[Data items]
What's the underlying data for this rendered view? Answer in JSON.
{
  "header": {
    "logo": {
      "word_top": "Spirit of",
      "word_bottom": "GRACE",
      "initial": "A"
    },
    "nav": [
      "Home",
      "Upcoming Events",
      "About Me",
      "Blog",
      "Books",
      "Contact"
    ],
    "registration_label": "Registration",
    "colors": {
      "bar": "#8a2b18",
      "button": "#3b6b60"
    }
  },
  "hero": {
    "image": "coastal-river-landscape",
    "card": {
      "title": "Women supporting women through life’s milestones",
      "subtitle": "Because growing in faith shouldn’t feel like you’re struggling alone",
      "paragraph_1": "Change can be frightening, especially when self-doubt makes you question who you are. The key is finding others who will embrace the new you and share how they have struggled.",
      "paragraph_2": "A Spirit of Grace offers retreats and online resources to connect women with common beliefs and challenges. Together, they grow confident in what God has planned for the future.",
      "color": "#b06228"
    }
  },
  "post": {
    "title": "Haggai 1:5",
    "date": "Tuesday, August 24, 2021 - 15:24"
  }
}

> [SET TASK]
Go through the listing and copy all of it exactly.

> [RESULT BELOW]
What's the underlying data for this rendered view? Answer in JSON.
{
  "header": {
    "logo": {
      "word_top": "Spirit of",
      "word_bottom": "GRACE",
      "initial": "A"
    },
    "nav": [
      "Home",
      "Upcoming Events",
      "About Me",
      "Blog",
      "Books",
      "Contact"
    ],
    "registration_label": "Registration",
    "colors": {
      "bar": "#8a2b18",
      "button": "#3b6b60"
    }
  },
  "hero": {
    "image": "coastal-river-landscape",
    "card": {
      "title": "Women supporting women through life’s milestones",
      "subtitle": "Because growing in faith shouldn’t feel like you’re struggling alone",
      "paragraph_1": "Change can be frightening, especially when self-doubt makes you question who you are. The key is finding others who will embrace the new you and share how they have struggled.",
      "paragraph_2": "A Spirit of Grace offers retreats and online resources to connect women with common beliefs and challenges. Together, they grow confident in what God has planned for the future.",
      "color": "#b06228"
    }
  },
  "post": {
    "title": "Haggai 1:5",
    "date": "Tuesday, August 24, 2021 - 15:24"
  }
}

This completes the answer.